**WORK TO DO:** Count every line that holds the string "Southern", and report the number alone.

**Figure record extracts:**
· · · · · · ·
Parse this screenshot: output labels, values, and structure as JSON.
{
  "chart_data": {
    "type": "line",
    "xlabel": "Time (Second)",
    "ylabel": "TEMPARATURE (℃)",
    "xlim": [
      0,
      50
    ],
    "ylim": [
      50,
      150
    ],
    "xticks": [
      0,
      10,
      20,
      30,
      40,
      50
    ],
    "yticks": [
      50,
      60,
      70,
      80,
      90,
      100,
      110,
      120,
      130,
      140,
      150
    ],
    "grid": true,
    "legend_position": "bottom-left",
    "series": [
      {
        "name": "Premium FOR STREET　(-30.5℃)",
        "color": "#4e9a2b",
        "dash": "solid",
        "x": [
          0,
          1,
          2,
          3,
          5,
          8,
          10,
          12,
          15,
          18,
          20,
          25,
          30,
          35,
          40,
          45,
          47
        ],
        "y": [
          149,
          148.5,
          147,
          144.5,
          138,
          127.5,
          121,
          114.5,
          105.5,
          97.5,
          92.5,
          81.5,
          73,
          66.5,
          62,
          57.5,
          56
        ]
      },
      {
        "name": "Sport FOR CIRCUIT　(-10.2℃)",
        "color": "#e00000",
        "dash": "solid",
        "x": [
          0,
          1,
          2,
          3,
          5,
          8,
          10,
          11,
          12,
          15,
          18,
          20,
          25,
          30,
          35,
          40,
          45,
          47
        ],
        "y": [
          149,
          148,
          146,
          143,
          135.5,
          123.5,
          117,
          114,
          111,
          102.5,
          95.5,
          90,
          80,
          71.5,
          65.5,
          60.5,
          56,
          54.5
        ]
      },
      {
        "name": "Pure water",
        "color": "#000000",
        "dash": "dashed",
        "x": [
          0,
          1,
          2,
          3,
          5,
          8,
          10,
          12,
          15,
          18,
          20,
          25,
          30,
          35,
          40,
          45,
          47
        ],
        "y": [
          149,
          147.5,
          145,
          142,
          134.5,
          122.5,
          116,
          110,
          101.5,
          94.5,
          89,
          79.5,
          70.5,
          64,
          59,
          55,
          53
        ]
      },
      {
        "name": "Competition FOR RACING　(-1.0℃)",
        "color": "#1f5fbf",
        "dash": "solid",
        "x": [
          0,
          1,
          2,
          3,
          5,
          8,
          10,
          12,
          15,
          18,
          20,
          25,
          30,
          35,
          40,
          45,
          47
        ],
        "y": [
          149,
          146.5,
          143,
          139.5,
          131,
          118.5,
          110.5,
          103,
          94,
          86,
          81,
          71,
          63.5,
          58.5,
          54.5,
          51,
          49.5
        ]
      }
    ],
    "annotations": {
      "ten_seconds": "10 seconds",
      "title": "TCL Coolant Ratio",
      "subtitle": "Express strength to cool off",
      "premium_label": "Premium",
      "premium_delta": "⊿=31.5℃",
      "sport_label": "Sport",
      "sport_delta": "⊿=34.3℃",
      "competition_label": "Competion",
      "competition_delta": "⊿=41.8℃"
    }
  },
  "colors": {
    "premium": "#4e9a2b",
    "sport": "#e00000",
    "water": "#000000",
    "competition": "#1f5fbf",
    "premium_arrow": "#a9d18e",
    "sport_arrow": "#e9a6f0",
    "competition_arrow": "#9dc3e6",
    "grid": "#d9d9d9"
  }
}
· · · · · · ·
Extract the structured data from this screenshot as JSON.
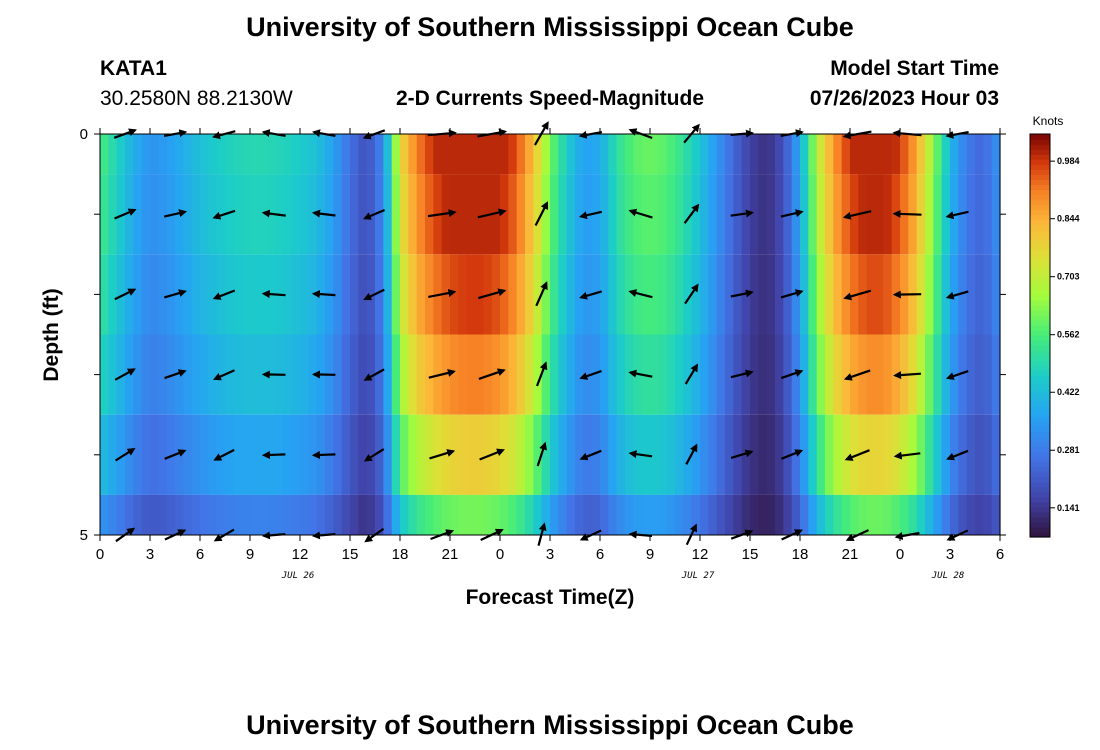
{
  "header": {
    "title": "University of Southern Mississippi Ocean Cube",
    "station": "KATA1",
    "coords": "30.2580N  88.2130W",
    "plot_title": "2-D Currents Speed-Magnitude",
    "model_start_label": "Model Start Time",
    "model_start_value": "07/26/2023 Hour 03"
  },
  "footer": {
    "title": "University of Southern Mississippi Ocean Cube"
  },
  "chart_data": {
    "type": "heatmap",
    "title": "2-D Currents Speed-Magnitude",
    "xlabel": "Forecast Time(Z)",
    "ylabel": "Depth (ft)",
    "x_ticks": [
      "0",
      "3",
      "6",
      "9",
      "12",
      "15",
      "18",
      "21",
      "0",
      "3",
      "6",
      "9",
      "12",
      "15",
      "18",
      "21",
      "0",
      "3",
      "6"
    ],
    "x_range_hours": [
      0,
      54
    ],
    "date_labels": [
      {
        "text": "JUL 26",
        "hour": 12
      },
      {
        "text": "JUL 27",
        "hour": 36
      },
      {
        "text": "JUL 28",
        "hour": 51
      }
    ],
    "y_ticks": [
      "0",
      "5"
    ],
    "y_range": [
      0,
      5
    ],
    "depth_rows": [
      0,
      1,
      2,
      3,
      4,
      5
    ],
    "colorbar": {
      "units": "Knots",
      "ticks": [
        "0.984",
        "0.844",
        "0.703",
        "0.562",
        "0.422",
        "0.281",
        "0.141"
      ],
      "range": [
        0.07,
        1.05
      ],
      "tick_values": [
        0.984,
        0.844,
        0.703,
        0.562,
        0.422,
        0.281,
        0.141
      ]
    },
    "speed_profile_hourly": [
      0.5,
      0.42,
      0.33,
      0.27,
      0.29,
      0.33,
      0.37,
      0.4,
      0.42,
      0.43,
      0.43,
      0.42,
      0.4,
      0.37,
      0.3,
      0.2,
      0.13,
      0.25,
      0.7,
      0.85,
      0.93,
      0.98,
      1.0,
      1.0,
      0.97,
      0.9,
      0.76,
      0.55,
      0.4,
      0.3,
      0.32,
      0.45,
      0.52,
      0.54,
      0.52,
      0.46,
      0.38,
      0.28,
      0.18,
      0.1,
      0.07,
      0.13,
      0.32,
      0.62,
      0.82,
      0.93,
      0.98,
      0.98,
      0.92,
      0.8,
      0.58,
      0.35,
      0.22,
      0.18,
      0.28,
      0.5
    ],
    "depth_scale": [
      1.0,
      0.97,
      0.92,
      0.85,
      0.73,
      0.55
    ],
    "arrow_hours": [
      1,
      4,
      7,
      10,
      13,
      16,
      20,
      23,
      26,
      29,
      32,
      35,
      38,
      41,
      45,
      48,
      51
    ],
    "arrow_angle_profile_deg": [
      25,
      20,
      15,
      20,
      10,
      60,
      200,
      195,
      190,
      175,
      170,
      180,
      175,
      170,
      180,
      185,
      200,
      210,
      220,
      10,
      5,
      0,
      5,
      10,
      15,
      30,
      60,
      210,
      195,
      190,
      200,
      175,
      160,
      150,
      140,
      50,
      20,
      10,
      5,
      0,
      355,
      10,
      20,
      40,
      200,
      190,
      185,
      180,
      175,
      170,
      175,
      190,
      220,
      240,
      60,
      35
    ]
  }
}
· · · · · · ·
**TASK RESPONSE:** 2